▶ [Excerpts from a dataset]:
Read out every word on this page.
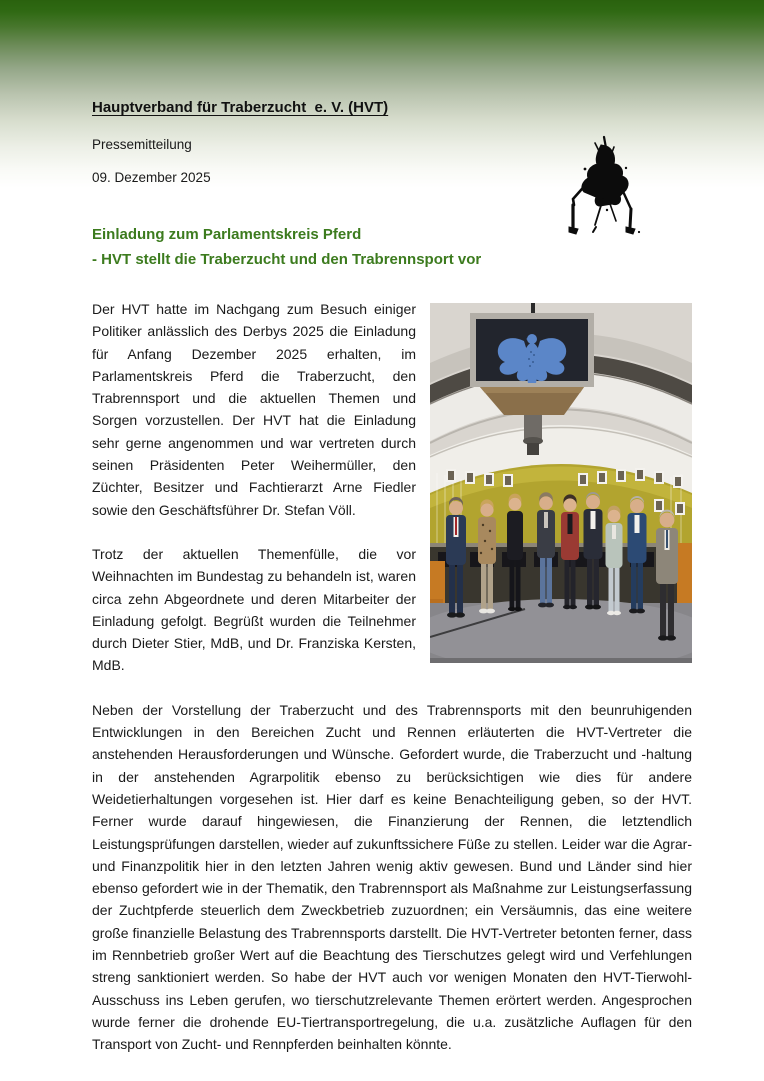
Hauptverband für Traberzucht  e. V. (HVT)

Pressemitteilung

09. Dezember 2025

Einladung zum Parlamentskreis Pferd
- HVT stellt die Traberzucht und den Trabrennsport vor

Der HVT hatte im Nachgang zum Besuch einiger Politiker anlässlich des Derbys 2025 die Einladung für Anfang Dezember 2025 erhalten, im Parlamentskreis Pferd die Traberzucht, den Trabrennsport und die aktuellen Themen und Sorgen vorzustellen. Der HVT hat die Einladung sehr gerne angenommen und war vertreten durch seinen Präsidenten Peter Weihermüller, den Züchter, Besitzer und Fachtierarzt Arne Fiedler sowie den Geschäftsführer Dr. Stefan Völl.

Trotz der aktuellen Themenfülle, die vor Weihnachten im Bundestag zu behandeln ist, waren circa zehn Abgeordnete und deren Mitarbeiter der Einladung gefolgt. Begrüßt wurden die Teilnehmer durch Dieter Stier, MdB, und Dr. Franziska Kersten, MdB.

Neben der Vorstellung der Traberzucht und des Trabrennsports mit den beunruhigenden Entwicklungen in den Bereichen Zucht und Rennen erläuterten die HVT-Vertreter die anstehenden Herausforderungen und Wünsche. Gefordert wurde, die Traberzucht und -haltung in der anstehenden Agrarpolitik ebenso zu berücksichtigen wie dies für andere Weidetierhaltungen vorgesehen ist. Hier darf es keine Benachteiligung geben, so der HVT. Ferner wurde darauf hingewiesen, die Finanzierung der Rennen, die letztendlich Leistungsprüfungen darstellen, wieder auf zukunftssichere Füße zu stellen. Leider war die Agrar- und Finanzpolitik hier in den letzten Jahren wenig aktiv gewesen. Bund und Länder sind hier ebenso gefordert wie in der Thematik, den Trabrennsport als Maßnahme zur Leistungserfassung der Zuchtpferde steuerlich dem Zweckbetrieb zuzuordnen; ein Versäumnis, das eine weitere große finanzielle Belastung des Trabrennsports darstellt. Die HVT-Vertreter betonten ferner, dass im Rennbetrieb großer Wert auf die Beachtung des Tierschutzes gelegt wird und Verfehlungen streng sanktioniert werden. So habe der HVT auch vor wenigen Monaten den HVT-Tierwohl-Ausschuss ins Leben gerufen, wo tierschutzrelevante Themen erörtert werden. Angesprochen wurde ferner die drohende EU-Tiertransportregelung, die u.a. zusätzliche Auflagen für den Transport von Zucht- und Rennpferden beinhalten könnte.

▶ [WORK REQUIRED]: From the records, copy every line that has the string "Parlamentskreis" in it.

▶ [RESULT FOR THIS TASK]:
Einladung zum Parlamentskreis Pferd
Der HVT hatte im Nachgang zum Besuch einiger Politiker anlässlich des Derbys 2025 die Einladung für Anfang Dezember 2025 erhalten, im Parlamentskreis Pferd die Traberzucht, den Trabrennsport und die aktuellen Themen und Sorgen vorzustellen. Der HVT hat die Einladung sehr gerne angenommen und war vertreten durch seinen Präsidenten Peter Weihermüller, den Züchter, Besitzer und Fachtierarzt Arne Fiedler sowie den Geschäftsführer Dr. Stefan Völl.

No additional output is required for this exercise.